Write every record out again exactly, and keep images out of it.

━━━━━━━━━━━━━━━━━━━━

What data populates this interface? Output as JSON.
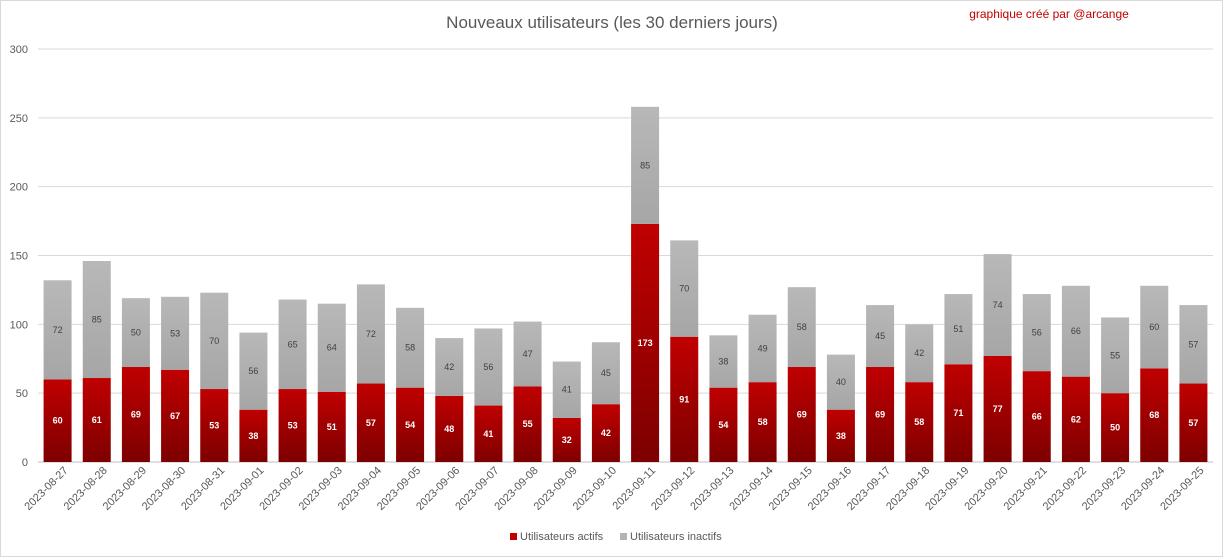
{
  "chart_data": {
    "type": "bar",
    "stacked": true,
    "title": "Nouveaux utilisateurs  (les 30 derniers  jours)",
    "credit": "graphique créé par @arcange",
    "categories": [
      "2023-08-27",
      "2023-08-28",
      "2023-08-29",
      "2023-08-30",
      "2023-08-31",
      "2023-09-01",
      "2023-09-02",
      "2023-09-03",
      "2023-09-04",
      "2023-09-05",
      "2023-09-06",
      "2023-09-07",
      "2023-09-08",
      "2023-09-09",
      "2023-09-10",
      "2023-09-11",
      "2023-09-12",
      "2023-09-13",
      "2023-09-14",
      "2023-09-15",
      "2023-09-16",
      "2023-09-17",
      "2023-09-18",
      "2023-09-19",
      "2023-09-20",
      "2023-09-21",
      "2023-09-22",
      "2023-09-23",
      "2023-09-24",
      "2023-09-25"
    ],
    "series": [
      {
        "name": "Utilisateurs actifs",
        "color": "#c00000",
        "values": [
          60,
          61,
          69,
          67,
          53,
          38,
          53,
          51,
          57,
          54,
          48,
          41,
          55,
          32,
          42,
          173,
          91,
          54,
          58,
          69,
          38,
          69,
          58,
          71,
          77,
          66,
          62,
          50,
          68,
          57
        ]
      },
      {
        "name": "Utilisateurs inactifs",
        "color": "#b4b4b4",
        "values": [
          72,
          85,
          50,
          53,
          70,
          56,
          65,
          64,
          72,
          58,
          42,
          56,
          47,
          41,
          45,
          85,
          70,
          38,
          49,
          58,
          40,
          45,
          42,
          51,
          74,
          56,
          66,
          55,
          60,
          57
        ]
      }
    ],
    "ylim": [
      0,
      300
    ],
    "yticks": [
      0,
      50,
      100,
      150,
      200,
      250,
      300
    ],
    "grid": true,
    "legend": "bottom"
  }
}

━━━━━━━━━━━━━━━━━━━━

## COMPLETE RESPONSE
What data populates this interface? Output as JSON.
{
  "chart_data": {
    "type": "bar",
    "stacked": true,
    "title": "Nouveaux utilisateurs  (les 30 derniers  jours)",
    "credit": "graphique créé par @arcange",
    "categories": [
      "2023-08-27",
      "2023-08-28",
      "2023-08-29",
      "2023-08-30",
      "2023-08-31",
      "2023-09-01",
      "2023-09-02",
      "2023-09-03",
      "2023-09-04",
      "2023-09-05",
      "2023-09-06",
      "2023-09-07",
      "2023-09-08",
      "2023-09-09",
      "2023-09-10",
      "2023-09-11",
      "2023-09-12",
      "2023-09-13",
      "2023-09-14",
      "2023-09-15",
      "2023-09-16",
      "2023-09-17",
      "2023-09-18",
      "2023-09-19",
      "2023-09-20",
      "2023-09-21",
      "2023-09-22",
      "2023-09-23",
      "2023-09-24",
      "2023-09-25"
    ],
    "series": [
      {
        "name": "Utilisateurs actifs",
        "color": "#c00000",
        "values": [
          60,
          61,
          69,
          67,
          53,
          38,
          53,
          51,
          57,
          54,
          48,
          41,
          55,
          32,
          42,
          173,
          91,
          54,
          58,
          69,
          38,
          69,
          58,
          71,
          77,
          66,
          62,
          50,
          68,
          57
        ]
      },
      {
        "name": "Utilisateurs inactifs",
        "color": "#b4b4b4",
        "values": [
          72,
          85,
          50,
          53,
          70,
          56,
          65,
          64,
          72,
          58,
          42,
          56,
          47,
          41,
          45,
          85,
          70,
          38,
          49,
          58,
          40,
          45,
          42,
          51,
          74,
          56,
          66,
          55,
          60,
          57
        ]
      }
    ],
    "ylim": [
      0,
      300
    ],
    "yticks": [
      0,
      50,
      100,
      150,
      200,
      250,
      300
    ],
    "grid": true,
    "legend": "bottom"
  }
}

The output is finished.